On December 31, 2012, Shehan stated in a brief interview published by the Swimmingly website (an Internet resource identified by the tagline "A generation raised on the ideals of independent music is pioneering a new era in food culture."):

Quite a good chunk of 2012 was spent traveling America with three other grown men in a 15 passenger van. My dining choices at home in LA are spent at my usual spots, so when I"m on tour I enjoy heading out on my own for some quiet time and hopefully a great meal. It grounds me out and helps me reset from the daily grind of touring.

====A Gentle Reminder reissue====
The band's website revealed that the reissue of the second album, with Rise Records, consisted of "four previously unreleased songs, five new mixes, and a complete remaster." The release date for the reissued edition was February 5, 2013. The Rise Records website indicated the availability of a vinyl version of the reissued album, with 500 white and 1000 blue discs produced. A music video of the title track from the second album was released on the same date as the release date of the Rise reissue, and was published on the Rise Records YouTube channel. The video features the band in a woodland setting. New guitarist Richardson plays lead guitar in the video.

▸ Collected material

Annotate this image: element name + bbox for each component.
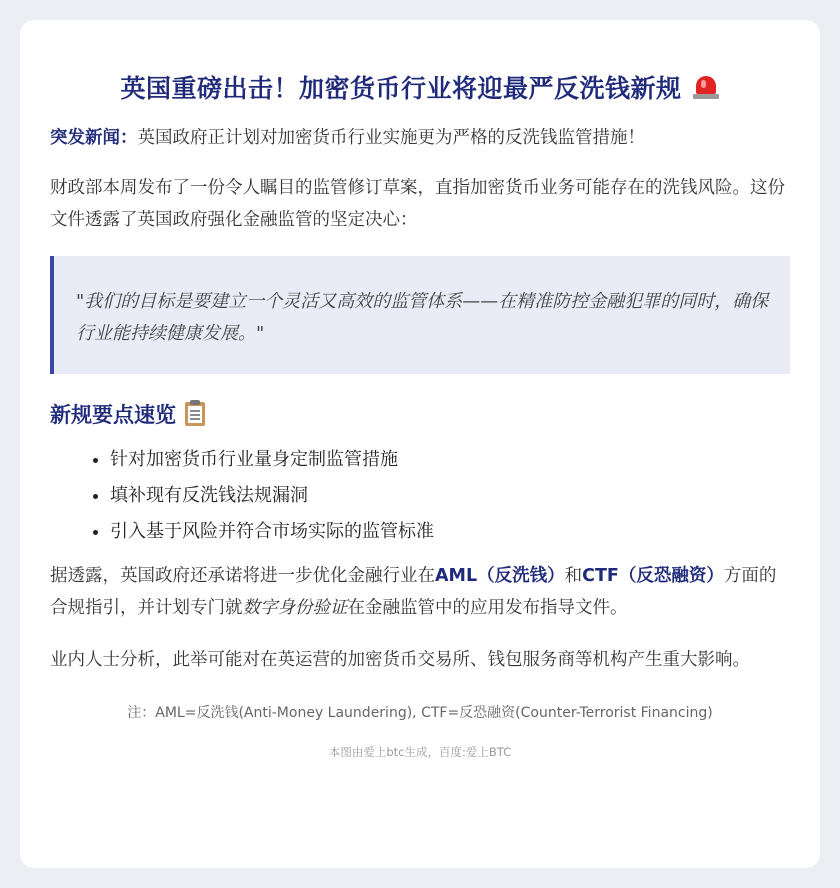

▸ Work to do
List everything the band's website said the Rise Records reissue of the second album consisted of, according to the passage about the band.

▸ Result for this task
- Four previously unreleased songs
- Five new mixes
- A complete remaster